**Challenge**
Copy out the lines that have "加水溶解" in them.
═════ Entries provided ═════
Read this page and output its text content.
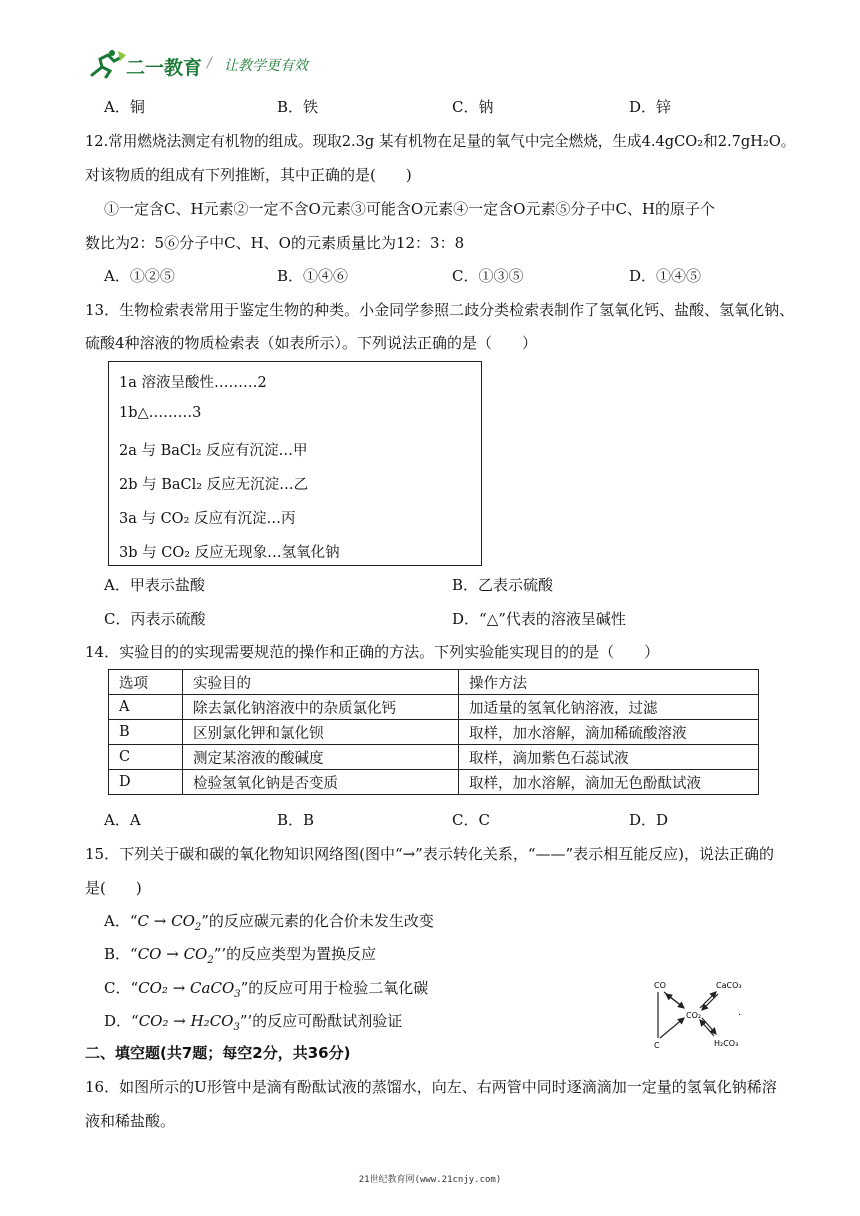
二一教育 / 让教学更有效
A．铜	B．铁	C．钠	D．锌
12.常用燃烧法测定有机物的组成。现取2.3g 某有机物在足量的氧气中完全燃烧，生成4.4gCO₂和2.7gH₂O。
对该物质的组成有下列推断，其中正确的是(　　)
①一定含C、H元素②一定不含O元素③可能含O元素④一定含O元素⑤分子中C、H的原子个
数比为2：5⑥分子中C、H、O的元素质量比为12：3：8
A．①②⑤	B．①④⑥	C．①③⑤	D．①④⑤
13．生物检索表常用于鉴定生物的种类。小金同学参照二歧分类检索表制作了氢氧化钙、盐酸、氢氧化钠、
硫酸4种溶液的物质检索表（如表所示）。下列说法正确的是（　　）
1a 溶液呈酸性………2
1b△………3
2a 与 BaCl₂ 反应有沉淀…甲
2b 与 BaCl₂ 反应无沉淀…乙
3a 与 CO₂ 反应有沉淀…丙
3b 与 CO₂ 反应无现象…氢氧化钠
A．甲表示盐酸	B．乙表示硫酸
C．丙表示硫酸	D．“△”代表的溶液呈碱性
14．实验目的的实现需要规范的操作和正确的方法。下列实验能实现目的的是（　　）
选项	实验目的	操作方法
A	除去氯化钠溶液中的杂质氯化钙	加适量的氢氧化钠溶液，过滤
B	区别氯化钾和氯化钡	取样，加水溶解，滴加稀硫酸溶液
C	测定某溶液的酸碱度	取样，滴加紫色石蕊试液
D	检验氢氧化钠是否变质	取样，加水溶解，滴加无色酚酞试液
A．A	B．B	C．C	D．D
15．下列关于碳和碳的氧化物知识网络图(图中“→”表示转化关系，“——”表示相互能反应)，说法正确的
是(　　)
A．“$C \to CO_2$”的反应碳元素的化合价未发生改变
B．“CO → $CO_2$”’的反应类型为置换反应
C．“CO₂ → CaCO$_3$”的反应可用于检验二氧化碳
D．“$CO_2 \to H_2CO_3$”’的反应可酚酞试剂验证
CO	CaCO₃
CO₂
C	H₂CO₃
·
二、填空题(共7题；每空2分，共36分)
16．如图所示的U形管中是滴有酚酞试液的蒸馏水，向左、右两管中同时逐滴滴加一定量的氢氧化钠稀溶
液和稀盐酸。
21世纪教育网(www.21cnjy.com)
═════
**Output of the task**
B	区别氯化钾和氯化钡	取样，加水溶解，滴加稀硫酸溶液
D	检验氢氧化钠是否变质	取样，加水溶解，滴加无色酚酞试液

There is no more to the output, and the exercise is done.